◆ Dokumen ◆
========================
Melalui sejumlah regulasi, pemerintah sudah menjalankan perannya dengan menjamin perlindungan anak, seperti Undang-Undang Dasar 1945, UU Nomor 35 Tahun 2014 tentang Perlindungan Anak, hingga Peraturan Presiden Nomor 101 Tahun 2022 tentang Strategi Nasional Penghapusan Kekerasan terhadap Anak.
Tak dapat dimungkiri, anak-anak karena usia, kepolosan, dan fisiknya menjadi rentan akan ancaman tindak kejahatan. Pelaku memanfaatkan kelemahan tersebut dengan berpura-pura baik memberikan iming-iming makanan, mainan, atau uang untuk mengelabui korban. Malika yang dibujuk akan dibelikan ayam goreng dan Dewa yang dijanjikan akan diberi uang Rp 50.000 dengan mudah mau mengikuti ajakan penculik.
Menyikapi isu penculikan ini, masyarakat tidak perlu panik apalagi setelah mengetahui banyak informasi hoaks disebarkan terkait isu tersebut. Paling tidak, hal ini membuat orangtua dan masyarakat luas semakin waspada terhadap apapun yang terjadi di lingkungan sekitar.
========================
◆ Petunjuk A ◆
Jawablah pertanyaan berikut berdasarkan teks perlindungan anak.
(i) Peraturan Presiden nomor dan tahun berapa yang mengatur Strategi Nasional Penghapusan Kekerasan terhadap Anak?
(ii) Apa yang dijanjikan kepada Dewa oleh penculik?
(iii) Dalam menyikapi isu penculikan, masyarakat disebut tidak perlu bersikap seperti apa?
◆ Petunjuk B ◆
Teruskan teks perlindungan anak, dimulai setelah kalimat terakhirnya.
Entri di bawah ini adalah bahan tersendiri yang terpisah dari teks perlindungan anak.

◆ Data anotasi tata letak ◆
========================
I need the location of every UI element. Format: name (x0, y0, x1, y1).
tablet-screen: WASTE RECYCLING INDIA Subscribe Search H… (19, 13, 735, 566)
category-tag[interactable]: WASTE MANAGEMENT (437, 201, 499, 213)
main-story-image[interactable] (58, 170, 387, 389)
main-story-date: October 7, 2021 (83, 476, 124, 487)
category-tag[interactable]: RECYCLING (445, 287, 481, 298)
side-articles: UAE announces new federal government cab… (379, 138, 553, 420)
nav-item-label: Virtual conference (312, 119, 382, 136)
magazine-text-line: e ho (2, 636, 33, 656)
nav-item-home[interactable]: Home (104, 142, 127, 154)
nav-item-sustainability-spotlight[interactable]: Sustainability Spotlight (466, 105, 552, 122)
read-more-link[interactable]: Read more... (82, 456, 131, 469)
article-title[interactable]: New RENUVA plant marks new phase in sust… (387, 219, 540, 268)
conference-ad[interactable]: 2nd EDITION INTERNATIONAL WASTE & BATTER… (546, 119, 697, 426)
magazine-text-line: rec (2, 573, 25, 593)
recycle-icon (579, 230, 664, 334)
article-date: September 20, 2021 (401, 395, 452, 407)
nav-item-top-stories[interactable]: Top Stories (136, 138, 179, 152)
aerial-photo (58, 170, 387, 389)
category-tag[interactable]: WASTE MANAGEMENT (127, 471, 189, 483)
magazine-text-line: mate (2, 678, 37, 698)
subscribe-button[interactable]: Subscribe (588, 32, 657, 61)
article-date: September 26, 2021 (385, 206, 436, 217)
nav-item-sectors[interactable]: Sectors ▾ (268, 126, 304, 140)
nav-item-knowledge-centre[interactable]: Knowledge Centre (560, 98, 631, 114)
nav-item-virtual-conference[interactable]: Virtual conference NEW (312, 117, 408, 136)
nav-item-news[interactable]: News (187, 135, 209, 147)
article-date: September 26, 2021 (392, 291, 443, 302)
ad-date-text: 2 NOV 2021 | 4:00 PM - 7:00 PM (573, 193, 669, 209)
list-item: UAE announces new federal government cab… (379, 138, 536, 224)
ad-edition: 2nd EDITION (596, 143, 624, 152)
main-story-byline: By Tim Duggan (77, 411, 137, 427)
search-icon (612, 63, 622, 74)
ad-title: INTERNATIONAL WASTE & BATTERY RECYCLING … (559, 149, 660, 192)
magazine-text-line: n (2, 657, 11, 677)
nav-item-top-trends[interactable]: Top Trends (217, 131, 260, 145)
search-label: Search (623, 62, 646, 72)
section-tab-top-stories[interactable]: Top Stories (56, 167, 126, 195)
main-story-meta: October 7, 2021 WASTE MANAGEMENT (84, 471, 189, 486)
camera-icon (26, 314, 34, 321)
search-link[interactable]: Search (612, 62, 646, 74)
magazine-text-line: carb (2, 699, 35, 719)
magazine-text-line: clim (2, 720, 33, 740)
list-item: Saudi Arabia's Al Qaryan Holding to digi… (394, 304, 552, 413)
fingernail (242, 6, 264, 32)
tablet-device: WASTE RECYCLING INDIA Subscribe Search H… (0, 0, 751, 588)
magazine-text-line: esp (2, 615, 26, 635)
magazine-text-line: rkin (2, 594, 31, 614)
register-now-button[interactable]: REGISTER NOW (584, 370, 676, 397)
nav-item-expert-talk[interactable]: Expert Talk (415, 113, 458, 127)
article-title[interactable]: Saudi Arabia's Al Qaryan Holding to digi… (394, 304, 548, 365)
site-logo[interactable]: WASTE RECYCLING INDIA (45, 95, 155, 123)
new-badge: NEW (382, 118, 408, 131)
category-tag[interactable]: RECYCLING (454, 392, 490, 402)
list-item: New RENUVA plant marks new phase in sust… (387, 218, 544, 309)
========================
◆ Hasil A ◆
(i) Peraturan Presiden Nomor 101 Tahun 2022.
(ii) Uang Rp 50.000.
(iii) Panik.

◆ Hasil B ◆
Sejumlah anggota gerakan peduli anak longmarch untuk mengampanyekan kepedulian terhadap anak kepada warga yang mengikuti hari bebas kendaraan bermotor di kawasan Jalan MH Thamrin, Jakarta Pusat, Minggu (8/1/2023).
Kondisi ini menjadi momentum untuk saling peduli satu sama lain, di samping memberikan bekal informasi dan edukasi pada anak untuk bisa melindungi diri dalam segala situasi.
Keluarga menjadi benteng pertama bagi perlindungan anak, lingkungan sekolah dan lingkungan tempat tinggal turut menjaga dan cepat tanggap jika mengetahui ada hal yang mencurigakan. Bagaimanapun penculikan masih bisa terjadi di masyarakat dan kelengahan dan lemahnya pengawasan membuka kesempatan terjadinya tindak kejahatan. (LITBANG KOMPAS)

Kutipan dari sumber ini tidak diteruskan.